-- Short exercise --
Look for the word "empleados" in the entries below, then copy every line that has it.

-- Task material --

------------------------------

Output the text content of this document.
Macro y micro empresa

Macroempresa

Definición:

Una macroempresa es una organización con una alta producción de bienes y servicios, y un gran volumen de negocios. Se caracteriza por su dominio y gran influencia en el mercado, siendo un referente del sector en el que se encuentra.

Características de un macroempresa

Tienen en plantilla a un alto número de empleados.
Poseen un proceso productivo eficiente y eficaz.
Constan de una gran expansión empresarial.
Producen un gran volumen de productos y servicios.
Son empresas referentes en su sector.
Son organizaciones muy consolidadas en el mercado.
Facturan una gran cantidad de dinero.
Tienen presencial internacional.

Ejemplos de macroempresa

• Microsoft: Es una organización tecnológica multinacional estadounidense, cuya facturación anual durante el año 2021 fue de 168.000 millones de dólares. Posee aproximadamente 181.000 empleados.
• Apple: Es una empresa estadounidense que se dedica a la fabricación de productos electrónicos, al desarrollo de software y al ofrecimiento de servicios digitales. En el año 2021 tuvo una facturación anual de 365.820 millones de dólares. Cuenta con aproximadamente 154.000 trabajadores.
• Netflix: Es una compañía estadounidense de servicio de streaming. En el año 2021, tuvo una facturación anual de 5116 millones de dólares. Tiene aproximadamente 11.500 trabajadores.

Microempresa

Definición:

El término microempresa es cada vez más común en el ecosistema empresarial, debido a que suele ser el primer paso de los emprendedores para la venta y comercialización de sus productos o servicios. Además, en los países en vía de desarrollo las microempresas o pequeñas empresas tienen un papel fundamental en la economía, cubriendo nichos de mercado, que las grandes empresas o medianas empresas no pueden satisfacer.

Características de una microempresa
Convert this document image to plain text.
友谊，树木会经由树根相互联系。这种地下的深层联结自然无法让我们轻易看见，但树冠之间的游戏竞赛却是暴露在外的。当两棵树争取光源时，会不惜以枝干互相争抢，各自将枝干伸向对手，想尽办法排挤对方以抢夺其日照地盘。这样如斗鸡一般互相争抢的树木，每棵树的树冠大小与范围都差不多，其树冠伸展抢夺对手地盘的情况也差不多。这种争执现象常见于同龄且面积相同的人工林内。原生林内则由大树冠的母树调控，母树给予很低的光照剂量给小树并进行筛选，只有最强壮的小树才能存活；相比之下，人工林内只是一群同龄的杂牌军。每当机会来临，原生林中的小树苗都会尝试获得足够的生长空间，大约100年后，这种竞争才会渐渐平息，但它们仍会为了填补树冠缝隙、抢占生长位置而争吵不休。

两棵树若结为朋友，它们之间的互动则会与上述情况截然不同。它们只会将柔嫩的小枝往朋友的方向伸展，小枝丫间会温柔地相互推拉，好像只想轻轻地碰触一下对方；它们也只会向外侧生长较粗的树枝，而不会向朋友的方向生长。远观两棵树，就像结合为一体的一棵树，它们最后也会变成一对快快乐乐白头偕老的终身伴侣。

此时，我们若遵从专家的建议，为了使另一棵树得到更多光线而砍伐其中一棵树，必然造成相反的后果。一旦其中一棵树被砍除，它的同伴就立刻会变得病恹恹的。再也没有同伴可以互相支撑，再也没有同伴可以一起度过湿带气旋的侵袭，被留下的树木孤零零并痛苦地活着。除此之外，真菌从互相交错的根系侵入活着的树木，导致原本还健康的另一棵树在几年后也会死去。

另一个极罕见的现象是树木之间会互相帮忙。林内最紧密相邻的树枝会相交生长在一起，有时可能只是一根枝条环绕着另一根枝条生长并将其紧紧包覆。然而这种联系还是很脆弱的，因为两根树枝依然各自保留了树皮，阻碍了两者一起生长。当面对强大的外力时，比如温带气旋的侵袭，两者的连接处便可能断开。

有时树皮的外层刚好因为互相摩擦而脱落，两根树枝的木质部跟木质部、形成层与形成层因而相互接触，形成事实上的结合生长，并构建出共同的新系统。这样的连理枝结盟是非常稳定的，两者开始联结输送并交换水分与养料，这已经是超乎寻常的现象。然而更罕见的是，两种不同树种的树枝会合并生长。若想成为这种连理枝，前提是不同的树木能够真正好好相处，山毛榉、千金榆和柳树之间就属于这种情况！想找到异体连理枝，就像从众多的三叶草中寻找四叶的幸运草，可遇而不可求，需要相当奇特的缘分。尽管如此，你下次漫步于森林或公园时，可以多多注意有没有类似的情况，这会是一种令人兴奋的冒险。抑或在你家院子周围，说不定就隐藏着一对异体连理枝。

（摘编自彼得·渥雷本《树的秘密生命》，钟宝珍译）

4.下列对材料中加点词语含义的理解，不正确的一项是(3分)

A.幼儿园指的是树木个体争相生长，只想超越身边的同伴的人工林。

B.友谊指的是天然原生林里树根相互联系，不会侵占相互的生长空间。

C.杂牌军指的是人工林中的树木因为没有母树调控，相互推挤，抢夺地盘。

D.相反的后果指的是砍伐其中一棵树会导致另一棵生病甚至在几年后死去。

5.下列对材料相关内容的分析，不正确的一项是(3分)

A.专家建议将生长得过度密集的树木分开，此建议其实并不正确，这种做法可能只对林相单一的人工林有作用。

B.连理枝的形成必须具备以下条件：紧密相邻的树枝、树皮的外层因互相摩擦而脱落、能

------------------------------

-- Written reply --
Tienen en plantilla a un alto número de empleados.
• Microsoft: Es una organización tecnológica multinacional estadounidense, cuya facturación anual durante el año 2021 fue de 168.000 millones de dólares. Posee aproximadamente 181.000 empleados.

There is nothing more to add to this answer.